:: Extracted data entries ::
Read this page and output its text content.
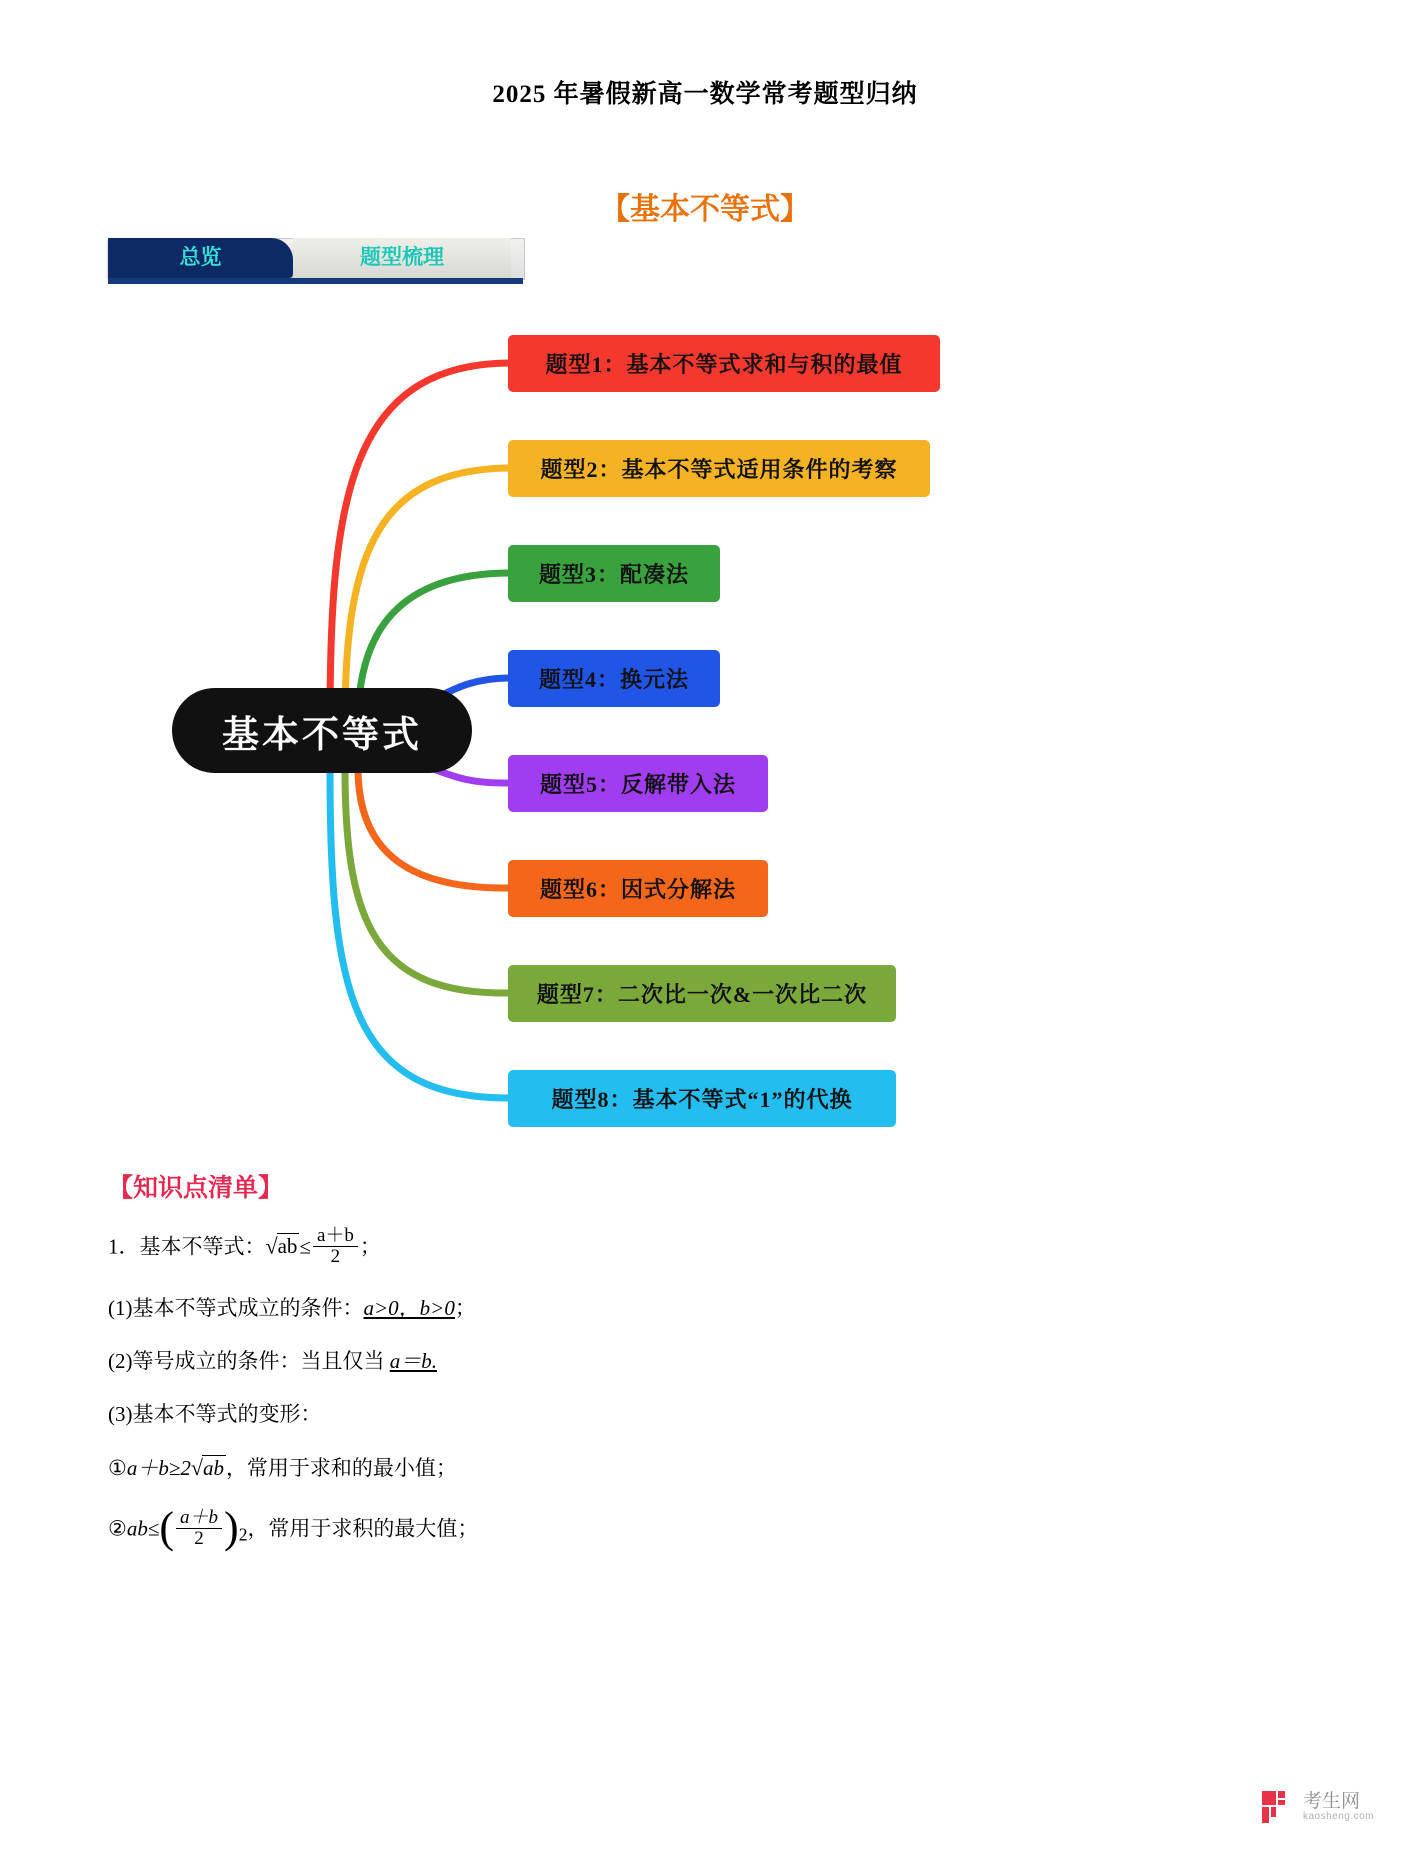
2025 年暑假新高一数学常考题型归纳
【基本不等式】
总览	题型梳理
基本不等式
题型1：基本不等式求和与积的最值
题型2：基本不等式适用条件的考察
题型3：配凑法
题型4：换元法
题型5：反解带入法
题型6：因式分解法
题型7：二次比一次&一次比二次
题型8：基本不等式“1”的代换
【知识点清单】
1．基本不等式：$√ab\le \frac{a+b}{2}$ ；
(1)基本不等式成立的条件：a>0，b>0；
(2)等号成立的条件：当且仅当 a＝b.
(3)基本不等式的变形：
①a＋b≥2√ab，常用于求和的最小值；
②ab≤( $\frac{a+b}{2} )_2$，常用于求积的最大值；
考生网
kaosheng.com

:: What is asked ::
Reproduce each entry precisely, dropping only the pictures.

:: Full output ::
Read this page and output its text content.
2025 年暑假新高一数学常考题型归纳
【基本不等式】
总览	题型梳理
基本不等式
题型1：基本不等式求和与积的最值
题型2：基本不等式适用条件的考察
题型3：配凑法
题型4：换元法
题型5：反解带入法
题型6：因式分解法
题型7：二次比一次&一次比二次
题型8：基本不等式“1”的代换
【知识点清单】
1．基本不等式：$√ab\le \frac{a+b}{2}$ ；
(1)基本不等式成立的条件：a>0，b>0；
(2)等号成立的条件：当且仅当 a＝b.
(3)基本不等式的变形：
①a＋b≥2√ab，常用于求和的最小值；
②ab≤( $\frac{a+b}{2} )_2$，常用于求积的最大值；
考生网
kaosheng.com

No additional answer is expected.